**What is required**. Give the listing below again in full, exactly as written.

Lines of data
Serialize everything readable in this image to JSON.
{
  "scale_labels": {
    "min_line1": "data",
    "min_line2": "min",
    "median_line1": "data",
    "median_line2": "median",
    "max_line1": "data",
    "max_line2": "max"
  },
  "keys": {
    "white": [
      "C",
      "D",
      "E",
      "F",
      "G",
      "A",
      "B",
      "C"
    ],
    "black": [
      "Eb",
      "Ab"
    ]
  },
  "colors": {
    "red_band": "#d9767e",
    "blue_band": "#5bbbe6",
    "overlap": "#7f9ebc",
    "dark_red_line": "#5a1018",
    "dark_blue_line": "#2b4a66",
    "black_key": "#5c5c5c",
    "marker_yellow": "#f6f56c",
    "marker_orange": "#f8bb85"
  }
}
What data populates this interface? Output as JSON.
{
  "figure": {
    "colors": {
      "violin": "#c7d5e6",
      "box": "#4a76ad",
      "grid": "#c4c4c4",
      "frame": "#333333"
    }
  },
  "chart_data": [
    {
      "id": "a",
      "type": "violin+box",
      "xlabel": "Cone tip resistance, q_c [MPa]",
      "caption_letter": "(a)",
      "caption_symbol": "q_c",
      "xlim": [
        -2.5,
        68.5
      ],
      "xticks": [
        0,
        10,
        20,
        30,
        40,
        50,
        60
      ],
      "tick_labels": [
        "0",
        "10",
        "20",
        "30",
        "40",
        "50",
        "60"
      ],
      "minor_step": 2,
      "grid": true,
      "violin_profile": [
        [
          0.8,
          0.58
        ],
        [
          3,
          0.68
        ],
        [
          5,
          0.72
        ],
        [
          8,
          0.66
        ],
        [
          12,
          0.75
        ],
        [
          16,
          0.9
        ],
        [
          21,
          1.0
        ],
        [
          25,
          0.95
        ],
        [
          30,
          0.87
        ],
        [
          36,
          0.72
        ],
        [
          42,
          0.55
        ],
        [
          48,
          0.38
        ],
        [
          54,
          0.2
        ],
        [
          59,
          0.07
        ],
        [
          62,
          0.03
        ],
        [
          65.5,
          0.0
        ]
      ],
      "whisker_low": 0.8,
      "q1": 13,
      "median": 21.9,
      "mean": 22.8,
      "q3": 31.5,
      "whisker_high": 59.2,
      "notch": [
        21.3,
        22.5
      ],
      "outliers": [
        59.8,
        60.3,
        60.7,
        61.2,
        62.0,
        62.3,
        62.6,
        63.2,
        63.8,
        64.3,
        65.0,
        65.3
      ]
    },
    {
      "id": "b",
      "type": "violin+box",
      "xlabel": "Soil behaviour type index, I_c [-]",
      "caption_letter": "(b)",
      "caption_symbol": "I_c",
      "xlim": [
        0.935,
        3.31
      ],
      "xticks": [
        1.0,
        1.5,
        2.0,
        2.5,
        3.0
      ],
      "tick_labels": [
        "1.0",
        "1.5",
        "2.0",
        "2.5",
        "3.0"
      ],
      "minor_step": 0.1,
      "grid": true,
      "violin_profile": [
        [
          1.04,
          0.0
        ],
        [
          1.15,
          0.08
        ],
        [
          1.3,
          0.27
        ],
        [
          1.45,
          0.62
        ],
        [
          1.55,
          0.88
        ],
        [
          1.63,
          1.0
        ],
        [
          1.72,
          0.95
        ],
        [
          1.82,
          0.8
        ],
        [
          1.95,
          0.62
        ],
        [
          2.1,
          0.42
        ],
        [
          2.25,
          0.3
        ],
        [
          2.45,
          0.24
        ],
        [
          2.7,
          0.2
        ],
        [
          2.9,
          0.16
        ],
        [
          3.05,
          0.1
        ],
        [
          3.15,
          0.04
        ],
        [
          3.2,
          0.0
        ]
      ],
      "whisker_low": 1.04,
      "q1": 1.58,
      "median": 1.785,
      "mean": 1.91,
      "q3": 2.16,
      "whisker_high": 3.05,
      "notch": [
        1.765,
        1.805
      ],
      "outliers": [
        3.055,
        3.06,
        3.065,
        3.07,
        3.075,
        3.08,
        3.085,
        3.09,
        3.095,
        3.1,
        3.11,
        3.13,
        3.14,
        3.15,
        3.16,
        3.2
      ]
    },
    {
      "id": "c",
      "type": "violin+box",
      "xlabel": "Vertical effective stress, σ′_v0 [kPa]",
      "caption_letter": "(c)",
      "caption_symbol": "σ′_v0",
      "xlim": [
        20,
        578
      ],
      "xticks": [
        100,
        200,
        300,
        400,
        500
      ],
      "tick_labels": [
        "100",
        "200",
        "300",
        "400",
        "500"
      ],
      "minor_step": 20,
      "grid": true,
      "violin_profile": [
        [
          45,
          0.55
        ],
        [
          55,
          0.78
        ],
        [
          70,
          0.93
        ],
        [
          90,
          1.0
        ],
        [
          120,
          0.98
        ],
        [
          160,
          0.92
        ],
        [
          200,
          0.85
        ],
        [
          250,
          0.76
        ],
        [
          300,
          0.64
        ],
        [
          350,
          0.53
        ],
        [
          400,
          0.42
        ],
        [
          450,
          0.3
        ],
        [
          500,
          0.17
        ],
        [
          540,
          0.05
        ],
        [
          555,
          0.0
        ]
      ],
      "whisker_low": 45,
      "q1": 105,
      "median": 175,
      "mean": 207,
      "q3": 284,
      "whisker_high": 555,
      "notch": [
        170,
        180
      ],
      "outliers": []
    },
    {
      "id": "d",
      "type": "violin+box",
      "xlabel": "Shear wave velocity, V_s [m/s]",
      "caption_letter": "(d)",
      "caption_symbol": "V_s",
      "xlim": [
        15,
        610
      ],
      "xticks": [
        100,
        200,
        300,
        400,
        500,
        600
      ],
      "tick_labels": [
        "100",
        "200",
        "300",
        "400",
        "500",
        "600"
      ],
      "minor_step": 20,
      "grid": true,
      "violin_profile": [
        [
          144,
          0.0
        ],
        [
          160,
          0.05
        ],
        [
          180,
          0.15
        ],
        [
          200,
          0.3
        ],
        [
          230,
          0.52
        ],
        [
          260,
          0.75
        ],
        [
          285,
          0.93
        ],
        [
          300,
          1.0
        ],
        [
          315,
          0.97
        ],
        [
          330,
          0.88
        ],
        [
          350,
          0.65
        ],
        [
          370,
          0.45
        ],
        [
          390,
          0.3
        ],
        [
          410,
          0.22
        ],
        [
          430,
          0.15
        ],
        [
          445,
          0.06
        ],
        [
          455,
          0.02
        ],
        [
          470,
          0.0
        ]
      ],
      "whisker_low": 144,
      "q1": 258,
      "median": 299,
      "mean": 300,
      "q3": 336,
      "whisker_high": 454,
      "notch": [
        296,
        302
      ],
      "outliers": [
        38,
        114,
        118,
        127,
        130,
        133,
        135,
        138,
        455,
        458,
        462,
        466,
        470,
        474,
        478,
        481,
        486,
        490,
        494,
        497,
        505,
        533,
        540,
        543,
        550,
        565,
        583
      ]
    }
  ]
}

**Correct answer**.
Serialize everything readable in this image to JSON.
{
  "scale_labels": {
    "min_line1": "data",
    "min_line2": "min",
    "median_line1": "data",
    "median_line2": "median",
    "max_line1": "data",
    "max_line2": "max"
  },
  "keys": {
    "white": [
      "C",
      "D",
      "E",
      "F",
      "G",
      "A",
      "B",
      "C"
    ],
    "black": [
      "Eb",
      "Ab"
    ]
  },
  "colors": {
    "red_band": "#d9767e",
    "blue_band": "#5bbbe6",
    "overlap": "#7f9ebc",
    "dark_red_line": "#5a1018",
    "dark_blue_line": "#2b4a66",
    "black_key": "#5c5c5c",
    "marker_yellow": "#f6f56c",
    "marker_orange": "#f8bb85"
  }
}
What data populates this interface? Output as JSON.
{
  "figure": {
    "colors": {
      "violin": "#c7d5e6",
      "box": "#4a76ad",
      "grid": "#c4c4c4",
      "frame": "#333333"
    }
  },
  "chart_data": [
    {
      "id": "a",
      "type": "violin+box",
      "xlabel": "Cone tip resistance, q_c [MPa]",
      "caption_letter": "(a)",
      "caption_symbol": "q_c",
      "xlim": [
        -2.5,
        68.5
      ],
      "xticks": [
        0,
        10,
        20,
        30,
        40,
        50,
        60
      ],
      "tick_labels": [
        "0",
        "10",
        "20",
        "30",
        "40",
        "50",
        "60"
      ],
      "minor_step": 2,
      "grid": true,
      "violin_profile": [
        [
          0.8,
          0.58
        ],
        [
          3,
          0.68
        ],
        [
          5,
          0.72
        ],
        [
          8,
          0.66
        ],
        [
          12,
          0.75
        ],
        [
          16,
          0.9
        ],
        [
          21,
          1.0
        ],
        [
          25,
          0.95
        ],
        [
          30,
          0.87
        ],
        [
          36,
          0.72
        ],
        [
          42,
          0.55
        ],
        [
          48,
          0.38
        ],
        [
          54,
          0.2
        ],
        [
          59,
          0.07
        ],
        [
          62,
          0.03
        ],
        [
          65.5,
          0.0
        ]
      ],
      "whisker_low": 0.8,
      "q1": 13,
      "median": 21.9,
      "mean": 22.8,
      "q3": 31.5,
      "whisker_high": 59.2,
      "notch": [
        21.3,
        22.5
      ],
      "outliers": [
        59.8,
        60.3,
        60.7,
        61.2,
        62.0,
        62.3,
        62.6,
        63.2,
        63.8,
        64.3,
        65.0,
        65.3
      ]
    },
    {
      "id": "b",
      "type": "violin+box",
      "xlabel": "Soil behaviour type index, I_c [-]",
      "caption_letter": "(b)",
      "caption_symbol": "I_c",
      "xlim": [
        0.935,
        3.31
      ],
      "xticks": [
        1.0,
        1.5,
        2.0,
        2.5,
        3.0
      ],
      "tick_labels": [
        "1.0",
        "1.5",
        "2.0",
        "2.5",
        "3.0"
      ],
      "minor_step": 0.1,
      "grid": true,
      "violin_profile": [
        [
          1.04,
          0.0
        ],
        [
          1.15,
          0.08
        ],
        [
          1.3,
          0.27
        ],
        [
          1.45,
          0.62
        ],
        [
          1.55,
          0.88
        ],
        [
          1.63,
          1.0
        ],
        [
          1.72,
          0.95
        ],
        [
          1.82,
          0.8
        ],
        [
          1.95,
          0.62
        ],
        [
          2.1,
          0.42
        ],
        [
          2.25,
          0.3
        ],
        [
          2.45,
          0.24
        ],
        [
          2.7,
          0.2
        ],
        [
          2.9,
          0.16
        ],
        [
          3.05,
          0.1
        ],
        [
          3.15,
          0.04
        ],
        [
          3.2,
          0.0
        ]
      ],
      "whisker_low": 1.04,
      "q1": 1.58,
      "median": 1.785,
      "mean": 1.91,
      "q3": 2.16,
      "whisker_high": 3.05,
      "notch": [
        1.765,
        1.805
      ],
      "outliers": [
        3.055,
        3.06,
        3.065,
        3.07,
        3.075,
        3.08,
        3.085,
        3.09,
        3.095,
        3.1,
        3.11,
        3.13,
        3.14,
        3.15,
        3.16,
        3.2
      ]
    },
    {
      "id": "c",
      "type": "violin+box",
      "xlabel": "Vertical effective stress, σ′_v0 [kPa]",
      "caption_letter": "(c)",
      "caption_symbol": "σ′_v0",
      "xlim": [
        20,
        578
      ],
      "xticks": [
        100,
        200,
        300,
        400,
        500
      ],
      "tick_labels": [
        "100",
        "200",
        "300",
        "400",
        "500"
      ],
      "minor_step": 20,
      "grid": true,
      "violin_profile": [
        [
          45,
          0.55
        ],
        [
          55,
          0.78
        ],
        [
          70,
          0.93
        ],
        [
          90,
          1.0
        ],
        [
          120,
          0.98
        ],
        [
          160,
          0.92
        ],
        [
          200,
          0.85
        ],
        [
          250,
          0.76
        ],
        [
          300,
          0.64
        ],
        [
          350,
          0.53
        ],
        [
          400,
          0.42
        ],
        [
          450,
          0.3
        ],
        [
          500,
          0.17
        ],
        [
          540,
          0.05
        ],
        [
          555,
          0.0
        ]
      ],
      "whisker_low": 45,
      "q1": 105,
      "median": 175,
      "mean": 207,
      "q3": 284,
      "whisker_high": 555,
      "notch": [
        170,
        180
      ],
      "outliers": []
    },
    {
      "id": "d",
      "type": "violin+box",
      "xlabel": "Shear wave velocity, V_s [m/s]",
      "caption_letter": "(d)",
      "caption_symbol": "V_s",
      "xlim": [
        15,
        610
      ],
      "xticks": [
        100,
        200,
        300,
        400,
        500,
        600
      ],
      "tick_labels": [
        "100",
        "200",
        "300",
        "400",
        "500",
        "600"
      ],
      "minor_step": 20,
      "grid": true,
      "violin_profile": [
        [
          144,
          0.0
        ],
        [
          160,
          0.05
        ],
        [
          180,
          0.15
        ],
        [
          200,
          0.3
        ],
        [
          230,
          0.52
        ],
        [
          260,
          0.75
        ],
        [
          285,
          0.93
        ],
        [
          300,
          1.0
        ],
        [
          315,
          0.97
        ],
        [
          330,
          0.88
        ],
        [
          350,
          0.65
        ],
        [
          370,
          0.45
        ],
        [
          390,
          0.3
        ],
        [
          410,
          0.22
        ],
        [
          430,
          0.15
        ],
        [
          445,
          0.06
        ],
        [
          455,
          0.02
        ],
        [
          470,
          0.0
        ]
      ],
      "whisker_low": 144,
      "q1": 258,
      "median": 299,
      "mean": 300,
      "q3": 336,
      "whisker_high": 454,
      "notch": [
        296,
        302
      ],
      "outliers": [
        38,
        114,
        118,
        127,
        130,
        133,
        135,
        138,
        455,
        458,
        462,
        466,
        470,
        474,
        478,
        481,
        486,
        490,
        494,
        497,
        505,
        533,
        540,
        543,
        550,
        565,
        583
      ]
    }
  ]
}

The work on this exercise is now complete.